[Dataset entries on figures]
_ _ _ _
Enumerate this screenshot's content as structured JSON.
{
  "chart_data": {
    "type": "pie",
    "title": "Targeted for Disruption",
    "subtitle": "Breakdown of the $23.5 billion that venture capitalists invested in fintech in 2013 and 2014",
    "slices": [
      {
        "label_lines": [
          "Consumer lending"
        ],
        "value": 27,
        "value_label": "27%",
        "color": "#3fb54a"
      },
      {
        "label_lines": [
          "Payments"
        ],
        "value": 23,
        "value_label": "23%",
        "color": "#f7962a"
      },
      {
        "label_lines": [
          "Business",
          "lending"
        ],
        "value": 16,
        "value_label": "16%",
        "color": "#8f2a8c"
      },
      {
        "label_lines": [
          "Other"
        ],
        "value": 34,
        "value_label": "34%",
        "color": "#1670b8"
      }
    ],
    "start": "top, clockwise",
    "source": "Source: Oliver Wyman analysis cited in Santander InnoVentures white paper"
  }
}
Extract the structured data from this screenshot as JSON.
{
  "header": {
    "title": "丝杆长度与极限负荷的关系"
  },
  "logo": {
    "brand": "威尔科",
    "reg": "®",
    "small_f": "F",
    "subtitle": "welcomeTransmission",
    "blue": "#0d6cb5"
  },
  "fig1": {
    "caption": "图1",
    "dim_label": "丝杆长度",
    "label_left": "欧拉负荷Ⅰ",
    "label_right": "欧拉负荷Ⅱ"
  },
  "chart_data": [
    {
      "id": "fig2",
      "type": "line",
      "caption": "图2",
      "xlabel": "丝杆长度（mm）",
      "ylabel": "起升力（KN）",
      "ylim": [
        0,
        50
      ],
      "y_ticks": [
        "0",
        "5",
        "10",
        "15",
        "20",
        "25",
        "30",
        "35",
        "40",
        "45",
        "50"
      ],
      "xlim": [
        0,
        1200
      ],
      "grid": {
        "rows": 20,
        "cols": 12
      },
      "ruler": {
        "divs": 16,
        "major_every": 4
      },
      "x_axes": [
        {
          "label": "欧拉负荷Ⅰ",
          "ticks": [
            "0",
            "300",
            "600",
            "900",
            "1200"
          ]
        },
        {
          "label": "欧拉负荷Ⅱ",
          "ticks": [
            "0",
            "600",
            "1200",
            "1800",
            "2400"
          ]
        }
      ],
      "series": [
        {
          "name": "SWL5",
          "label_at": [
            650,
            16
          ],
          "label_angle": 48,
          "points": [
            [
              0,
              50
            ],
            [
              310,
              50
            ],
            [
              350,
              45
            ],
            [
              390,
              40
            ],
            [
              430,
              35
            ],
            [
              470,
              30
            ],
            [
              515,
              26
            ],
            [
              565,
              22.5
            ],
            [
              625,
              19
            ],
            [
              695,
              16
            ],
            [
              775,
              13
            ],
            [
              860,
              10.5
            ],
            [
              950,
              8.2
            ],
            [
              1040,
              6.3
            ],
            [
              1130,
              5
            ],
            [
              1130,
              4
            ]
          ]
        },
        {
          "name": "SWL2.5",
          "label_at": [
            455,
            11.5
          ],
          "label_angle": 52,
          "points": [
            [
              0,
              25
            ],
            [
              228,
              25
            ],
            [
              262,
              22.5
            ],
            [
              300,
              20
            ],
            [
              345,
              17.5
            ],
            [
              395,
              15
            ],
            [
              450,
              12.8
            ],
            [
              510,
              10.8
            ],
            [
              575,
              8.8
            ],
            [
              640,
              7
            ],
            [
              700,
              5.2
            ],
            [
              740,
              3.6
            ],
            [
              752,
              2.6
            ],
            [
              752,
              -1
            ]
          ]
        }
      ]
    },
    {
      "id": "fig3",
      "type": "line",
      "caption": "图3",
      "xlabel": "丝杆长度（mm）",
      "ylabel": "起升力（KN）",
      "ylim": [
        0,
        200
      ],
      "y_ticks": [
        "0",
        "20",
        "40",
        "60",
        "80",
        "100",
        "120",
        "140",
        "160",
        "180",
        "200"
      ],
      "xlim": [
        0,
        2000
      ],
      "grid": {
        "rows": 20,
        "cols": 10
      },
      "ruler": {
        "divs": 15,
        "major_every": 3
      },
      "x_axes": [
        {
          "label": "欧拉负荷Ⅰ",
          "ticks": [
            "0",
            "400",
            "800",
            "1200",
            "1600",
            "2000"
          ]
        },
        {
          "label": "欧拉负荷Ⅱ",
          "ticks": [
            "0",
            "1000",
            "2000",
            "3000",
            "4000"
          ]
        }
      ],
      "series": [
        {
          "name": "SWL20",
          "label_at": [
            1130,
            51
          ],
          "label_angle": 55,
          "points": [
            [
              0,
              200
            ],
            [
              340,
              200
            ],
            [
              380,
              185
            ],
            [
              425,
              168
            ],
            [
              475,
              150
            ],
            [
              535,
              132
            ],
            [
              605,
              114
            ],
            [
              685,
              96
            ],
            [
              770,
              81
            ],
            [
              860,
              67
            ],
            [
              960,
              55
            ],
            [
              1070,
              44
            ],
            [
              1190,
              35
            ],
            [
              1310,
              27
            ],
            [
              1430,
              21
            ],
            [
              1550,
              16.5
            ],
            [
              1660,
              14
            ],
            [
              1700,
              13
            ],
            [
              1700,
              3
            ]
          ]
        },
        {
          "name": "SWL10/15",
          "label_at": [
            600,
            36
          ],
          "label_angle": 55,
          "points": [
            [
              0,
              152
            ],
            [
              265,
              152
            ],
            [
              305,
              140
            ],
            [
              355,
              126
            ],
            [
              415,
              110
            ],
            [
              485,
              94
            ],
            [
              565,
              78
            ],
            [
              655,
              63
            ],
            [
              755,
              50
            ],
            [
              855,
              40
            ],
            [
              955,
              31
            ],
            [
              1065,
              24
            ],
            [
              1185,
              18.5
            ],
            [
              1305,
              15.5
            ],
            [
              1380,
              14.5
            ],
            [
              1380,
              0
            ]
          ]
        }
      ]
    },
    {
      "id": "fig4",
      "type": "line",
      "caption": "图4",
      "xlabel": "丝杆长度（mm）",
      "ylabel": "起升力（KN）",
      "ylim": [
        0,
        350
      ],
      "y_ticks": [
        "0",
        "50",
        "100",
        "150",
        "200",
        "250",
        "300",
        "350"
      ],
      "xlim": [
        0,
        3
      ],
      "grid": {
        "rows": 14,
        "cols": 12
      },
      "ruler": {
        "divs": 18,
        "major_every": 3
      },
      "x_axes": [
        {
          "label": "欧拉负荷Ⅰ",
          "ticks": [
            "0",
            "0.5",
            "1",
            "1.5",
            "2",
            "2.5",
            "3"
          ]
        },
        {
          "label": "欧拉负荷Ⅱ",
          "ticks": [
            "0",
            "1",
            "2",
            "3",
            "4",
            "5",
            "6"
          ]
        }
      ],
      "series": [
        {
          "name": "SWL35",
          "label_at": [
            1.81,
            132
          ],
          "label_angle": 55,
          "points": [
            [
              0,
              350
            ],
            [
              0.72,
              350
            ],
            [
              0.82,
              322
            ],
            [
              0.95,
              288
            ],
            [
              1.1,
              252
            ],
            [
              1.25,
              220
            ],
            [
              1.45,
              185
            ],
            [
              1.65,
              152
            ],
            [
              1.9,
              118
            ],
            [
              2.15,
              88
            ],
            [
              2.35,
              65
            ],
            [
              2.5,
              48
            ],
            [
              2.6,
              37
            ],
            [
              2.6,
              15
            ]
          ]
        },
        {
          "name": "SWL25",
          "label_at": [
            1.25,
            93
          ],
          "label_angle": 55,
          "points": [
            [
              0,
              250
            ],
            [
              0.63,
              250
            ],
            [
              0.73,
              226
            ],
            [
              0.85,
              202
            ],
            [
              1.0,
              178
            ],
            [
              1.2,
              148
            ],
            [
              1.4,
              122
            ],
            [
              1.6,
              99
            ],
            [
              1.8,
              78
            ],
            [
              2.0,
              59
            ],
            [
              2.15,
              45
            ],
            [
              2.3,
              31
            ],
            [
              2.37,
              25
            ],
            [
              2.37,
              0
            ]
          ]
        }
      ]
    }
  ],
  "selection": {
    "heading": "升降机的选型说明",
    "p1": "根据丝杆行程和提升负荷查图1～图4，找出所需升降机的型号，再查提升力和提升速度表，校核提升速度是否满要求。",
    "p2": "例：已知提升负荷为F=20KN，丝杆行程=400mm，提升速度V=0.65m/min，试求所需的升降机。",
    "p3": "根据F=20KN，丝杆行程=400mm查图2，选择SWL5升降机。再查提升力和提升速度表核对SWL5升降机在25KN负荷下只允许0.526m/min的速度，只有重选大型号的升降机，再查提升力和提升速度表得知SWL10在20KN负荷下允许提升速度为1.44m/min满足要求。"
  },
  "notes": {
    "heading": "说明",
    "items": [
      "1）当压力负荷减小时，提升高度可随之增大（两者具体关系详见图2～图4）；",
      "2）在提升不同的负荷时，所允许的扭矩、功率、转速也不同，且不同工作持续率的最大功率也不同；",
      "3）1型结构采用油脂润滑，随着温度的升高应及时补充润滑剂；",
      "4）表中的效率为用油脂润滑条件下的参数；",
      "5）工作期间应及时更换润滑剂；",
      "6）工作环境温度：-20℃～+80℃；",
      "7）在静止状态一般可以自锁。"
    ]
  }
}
_ _ _ _
Pick out and copy every line that contains the word "screenshot".

Enumerate this screenshot's content as structured JSON.
Extract the structured data from this screenshot as JSON.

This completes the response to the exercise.